Search the records for the word "уровень" and report each line that has it.

§ **PROVIDED MATERIAL**:
━━━━━━━━━━━━━━━━━━━━
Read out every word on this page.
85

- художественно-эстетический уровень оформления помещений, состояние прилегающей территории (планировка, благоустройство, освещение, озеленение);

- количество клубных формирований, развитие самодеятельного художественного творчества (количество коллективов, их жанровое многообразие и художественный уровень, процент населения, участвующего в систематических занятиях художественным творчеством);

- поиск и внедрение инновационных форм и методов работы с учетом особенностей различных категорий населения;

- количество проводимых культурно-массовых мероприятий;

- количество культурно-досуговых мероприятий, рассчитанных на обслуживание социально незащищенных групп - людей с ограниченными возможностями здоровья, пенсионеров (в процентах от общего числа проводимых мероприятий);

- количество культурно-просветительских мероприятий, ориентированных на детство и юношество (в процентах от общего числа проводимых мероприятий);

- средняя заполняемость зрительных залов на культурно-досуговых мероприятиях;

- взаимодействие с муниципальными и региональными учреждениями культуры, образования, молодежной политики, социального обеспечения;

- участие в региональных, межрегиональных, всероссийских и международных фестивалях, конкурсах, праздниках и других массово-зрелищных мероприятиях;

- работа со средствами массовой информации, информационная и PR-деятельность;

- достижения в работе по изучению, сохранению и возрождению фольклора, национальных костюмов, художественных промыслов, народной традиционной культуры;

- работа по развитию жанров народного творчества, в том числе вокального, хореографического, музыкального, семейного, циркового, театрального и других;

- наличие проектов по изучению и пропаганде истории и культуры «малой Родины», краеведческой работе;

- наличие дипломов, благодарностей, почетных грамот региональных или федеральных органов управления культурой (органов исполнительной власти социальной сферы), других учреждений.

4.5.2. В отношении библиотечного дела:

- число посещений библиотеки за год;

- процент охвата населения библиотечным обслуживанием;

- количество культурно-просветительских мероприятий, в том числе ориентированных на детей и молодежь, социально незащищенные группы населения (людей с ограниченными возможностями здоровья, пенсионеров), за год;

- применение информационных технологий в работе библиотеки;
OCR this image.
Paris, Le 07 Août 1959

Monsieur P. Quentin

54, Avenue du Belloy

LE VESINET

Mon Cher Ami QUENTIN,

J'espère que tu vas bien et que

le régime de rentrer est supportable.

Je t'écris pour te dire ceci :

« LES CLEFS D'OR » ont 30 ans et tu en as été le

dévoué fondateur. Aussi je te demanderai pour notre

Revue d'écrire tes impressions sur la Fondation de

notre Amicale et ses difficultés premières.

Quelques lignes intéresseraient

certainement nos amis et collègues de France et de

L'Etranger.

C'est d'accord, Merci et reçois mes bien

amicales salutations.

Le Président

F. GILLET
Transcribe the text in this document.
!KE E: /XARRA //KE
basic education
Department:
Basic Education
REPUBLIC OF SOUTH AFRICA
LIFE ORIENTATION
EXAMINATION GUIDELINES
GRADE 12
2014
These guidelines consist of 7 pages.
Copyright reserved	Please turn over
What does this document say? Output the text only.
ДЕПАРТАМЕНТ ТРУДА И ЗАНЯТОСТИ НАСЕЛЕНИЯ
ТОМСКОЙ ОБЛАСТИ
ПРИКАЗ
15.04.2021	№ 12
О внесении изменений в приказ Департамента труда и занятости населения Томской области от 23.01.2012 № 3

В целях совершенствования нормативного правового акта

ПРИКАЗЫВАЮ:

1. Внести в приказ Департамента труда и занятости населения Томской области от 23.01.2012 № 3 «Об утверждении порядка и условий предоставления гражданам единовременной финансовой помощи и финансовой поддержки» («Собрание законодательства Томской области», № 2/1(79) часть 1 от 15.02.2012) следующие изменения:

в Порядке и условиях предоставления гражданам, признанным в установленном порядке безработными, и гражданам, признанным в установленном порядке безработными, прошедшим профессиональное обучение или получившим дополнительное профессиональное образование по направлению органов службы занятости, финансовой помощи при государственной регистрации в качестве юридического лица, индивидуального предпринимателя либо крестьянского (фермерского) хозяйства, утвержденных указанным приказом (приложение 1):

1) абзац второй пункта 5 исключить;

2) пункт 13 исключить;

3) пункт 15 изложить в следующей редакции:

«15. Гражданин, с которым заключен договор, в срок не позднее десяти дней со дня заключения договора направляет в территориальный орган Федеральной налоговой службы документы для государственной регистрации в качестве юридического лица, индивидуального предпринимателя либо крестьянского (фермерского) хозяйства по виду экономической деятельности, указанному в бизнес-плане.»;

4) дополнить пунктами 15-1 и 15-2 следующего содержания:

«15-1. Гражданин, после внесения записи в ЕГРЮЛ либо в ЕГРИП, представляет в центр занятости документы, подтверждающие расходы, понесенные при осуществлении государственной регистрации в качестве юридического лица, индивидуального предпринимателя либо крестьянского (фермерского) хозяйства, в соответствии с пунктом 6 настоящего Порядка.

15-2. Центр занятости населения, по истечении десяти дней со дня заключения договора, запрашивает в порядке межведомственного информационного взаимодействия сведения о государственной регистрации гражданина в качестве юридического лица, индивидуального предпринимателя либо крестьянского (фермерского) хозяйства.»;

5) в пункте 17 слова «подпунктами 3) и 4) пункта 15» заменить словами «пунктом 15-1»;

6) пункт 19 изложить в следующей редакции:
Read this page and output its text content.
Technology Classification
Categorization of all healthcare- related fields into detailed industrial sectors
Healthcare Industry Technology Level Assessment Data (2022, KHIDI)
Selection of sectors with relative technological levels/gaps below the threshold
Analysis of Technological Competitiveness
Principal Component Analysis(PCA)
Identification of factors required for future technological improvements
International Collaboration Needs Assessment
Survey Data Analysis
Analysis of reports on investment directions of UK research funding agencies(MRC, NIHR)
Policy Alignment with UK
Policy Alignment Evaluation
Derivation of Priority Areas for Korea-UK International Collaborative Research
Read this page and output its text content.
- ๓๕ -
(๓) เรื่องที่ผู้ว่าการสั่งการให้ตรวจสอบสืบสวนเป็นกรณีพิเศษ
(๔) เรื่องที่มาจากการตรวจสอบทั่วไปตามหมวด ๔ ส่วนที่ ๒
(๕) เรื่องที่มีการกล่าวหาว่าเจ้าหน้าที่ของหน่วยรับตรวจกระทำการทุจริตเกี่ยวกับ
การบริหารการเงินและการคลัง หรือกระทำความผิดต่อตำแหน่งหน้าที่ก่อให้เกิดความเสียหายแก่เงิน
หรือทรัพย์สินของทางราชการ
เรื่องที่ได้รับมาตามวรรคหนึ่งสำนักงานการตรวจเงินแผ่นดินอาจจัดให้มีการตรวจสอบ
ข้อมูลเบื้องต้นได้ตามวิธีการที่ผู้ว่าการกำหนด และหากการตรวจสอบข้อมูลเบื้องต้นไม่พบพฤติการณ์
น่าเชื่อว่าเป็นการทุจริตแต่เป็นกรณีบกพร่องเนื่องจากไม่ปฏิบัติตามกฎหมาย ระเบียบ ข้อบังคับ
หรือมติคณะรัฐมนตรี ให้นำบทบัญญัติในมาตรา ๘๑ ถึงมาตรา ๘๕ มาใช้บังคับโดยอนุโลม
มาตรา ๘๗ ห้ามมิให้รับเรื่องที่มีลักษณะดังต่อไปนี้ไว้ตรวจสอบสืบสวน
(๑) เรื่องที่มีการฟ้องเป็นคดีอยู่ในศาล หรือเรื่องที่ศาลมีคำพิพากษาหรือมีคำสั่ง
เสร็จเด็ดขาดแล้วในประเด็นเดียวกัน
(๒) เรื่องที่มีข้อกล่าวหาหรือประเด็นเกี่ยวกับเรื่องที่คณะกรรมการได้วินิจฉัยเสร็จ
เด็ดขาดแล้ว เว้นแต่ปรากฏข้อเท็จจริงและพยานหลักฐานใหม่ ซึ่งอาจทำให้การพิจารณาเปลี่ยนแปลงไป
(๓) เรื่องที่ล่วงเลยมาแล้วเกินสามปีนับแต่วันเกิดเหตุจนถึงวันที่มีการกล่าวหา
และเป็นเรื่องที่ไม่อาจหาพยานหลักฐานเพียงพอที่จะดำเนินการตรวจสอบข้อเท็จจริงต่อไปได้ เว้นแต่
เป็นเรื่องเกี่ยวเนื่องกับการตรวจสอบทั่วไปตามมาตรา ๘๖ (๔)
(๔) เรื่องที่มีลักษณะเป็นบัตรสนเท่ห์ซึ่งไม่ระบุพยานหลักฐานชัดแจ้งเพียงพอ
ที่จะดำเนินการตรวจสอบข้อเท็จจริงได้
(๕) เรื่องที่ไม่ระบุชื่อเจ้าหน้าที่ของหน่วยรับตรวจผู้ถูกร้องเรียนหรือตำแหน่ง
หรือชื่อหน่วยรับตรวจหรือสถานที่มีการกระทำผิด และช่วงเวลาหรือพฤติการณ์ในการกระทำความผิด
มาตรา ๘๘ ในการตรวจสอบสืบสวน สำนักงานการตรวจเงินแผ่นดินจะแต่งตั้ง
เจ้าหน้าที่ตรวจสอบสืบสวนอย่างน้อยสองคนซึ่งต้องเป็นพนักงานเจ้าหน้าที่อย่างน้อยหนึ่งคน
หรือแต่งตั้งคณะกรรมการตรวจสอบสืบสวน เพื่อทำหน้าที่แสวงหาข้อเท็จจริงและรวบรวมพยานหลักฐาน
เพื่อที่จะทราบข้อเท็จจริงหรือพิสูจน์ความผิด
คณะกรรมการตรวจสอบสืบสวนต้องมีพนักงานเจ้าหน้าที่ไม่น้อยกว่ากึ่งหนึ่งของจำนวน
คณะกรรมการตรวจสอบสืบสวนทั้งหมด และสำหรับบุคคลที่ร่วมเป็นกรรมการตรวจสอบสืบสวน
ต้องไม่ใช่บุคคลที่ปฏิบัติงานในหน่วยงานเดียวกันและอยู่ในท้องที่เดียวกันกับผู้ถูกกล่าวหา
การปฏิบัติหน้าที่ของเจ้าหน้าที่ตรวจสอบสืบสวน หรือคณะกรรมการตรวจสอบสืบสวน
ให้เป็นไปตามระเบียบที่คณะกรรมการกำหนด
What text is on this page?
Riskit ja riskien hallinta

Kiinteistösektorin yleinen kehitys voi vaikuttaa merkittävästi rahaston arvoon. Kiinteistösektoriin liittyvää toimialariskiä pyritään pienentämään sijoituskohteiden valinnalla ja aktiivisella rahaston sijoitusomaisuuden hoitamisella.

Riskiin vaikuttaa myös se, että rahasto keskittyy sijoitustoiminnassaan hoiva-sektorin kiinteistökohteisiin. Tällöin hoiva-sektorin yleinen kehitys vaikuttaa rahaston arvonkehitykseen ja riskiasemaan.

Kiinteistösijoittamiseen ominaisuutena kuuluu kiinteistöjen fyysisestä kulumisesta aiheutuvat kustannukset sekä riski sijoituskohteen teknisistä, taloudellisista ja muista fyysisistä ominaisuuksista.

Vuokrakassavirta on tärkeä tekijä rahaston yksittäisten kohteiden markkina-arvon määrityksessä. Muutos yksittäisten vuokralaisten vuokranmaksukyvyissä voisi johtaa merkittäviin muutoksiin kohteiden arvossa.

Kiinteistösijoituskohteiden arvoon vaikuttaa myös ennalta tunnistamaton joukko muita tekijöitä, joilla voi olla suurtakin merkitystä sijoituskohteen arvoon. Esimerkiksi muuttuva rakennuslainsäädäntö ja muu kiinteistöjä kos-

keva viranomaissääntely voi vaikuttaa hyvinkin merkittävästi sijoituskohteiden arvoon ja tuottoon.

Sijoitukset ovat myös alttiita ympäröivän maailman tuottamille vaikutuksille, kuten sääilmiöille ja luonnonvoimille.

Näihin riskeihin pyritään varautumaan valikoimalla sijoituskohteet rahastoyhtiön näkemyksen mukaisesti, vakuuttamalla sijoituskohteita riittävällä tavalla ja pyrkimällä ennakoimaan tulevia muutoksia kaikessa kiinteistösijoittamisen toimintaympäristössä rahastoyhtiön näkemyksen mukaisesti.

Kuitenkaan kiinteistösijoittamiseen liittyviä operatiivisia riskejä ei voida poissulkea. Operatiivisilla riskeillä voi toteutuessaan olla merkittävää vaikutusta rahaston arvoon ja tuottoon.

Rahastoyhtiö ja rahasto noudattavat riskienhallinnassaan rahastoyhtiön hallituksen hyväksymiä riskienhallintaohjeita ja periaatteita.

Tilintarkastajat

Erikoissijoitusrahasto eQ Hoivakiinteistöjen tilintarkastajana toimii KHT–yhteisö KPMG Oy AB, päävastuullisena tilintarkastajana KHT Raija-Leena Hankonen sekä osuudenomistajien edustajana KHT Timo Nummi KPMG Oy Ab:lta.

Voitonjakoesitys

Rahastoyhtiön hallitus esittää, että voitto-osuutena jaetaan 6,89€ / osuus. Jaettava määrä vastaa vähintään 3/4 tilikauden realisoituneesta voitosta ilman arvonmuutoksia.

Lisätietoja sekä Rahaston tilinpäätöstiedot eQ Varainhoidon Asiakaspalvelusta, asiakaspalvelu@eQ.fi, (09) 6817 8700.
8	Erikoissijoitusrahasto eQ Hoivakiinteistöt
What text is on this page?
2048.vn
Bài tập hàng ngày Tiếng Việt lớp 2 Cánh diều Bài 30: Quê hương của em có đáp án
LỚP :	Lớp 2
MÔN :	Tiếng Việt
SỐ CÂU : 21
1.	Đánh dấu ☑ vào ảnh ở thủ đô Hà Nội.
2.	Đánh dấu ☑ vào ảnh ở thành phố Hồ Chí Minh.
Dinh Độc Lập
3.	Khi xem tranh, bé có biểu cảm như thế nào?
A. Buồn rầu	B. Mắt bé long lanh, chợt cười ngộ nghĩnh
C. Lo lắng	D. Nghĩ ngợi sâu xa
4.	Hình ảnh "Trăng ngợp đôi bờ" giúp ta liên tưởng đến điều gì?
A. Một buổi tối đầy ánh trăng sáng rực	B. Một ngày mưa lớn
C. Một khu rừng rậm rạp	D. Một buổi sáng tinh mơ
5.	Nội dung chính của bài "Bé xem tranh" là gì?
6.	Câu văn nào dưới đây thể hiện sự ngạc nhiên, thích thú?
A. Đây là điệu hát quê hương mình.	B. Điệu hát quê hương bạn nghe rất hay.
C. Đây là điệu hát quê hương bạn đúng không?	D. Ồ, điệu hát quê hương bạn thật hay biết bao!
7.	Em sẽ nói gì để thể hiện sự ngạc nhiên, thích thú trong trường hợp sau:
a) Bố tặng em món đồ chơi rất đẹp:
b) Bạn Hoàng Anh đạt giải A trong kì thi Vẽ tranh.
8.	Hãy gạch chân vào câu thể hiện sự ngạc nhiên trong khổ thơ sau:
━━━━━━━━━━━━━━━━━━━━
§ **FULL OUTPUT**:
- художественно-эстетический уровень оформления помещений, состояние прилегающей территории (планировка, благоустройство, освещение, озеленение);
- количество клубных формирований, развитие самодеятельного художественного творчества (количество коллективов, их жанровое многообразие и художественный уровень, процент населения, участвующего в систематических занятиях художественным творчеством);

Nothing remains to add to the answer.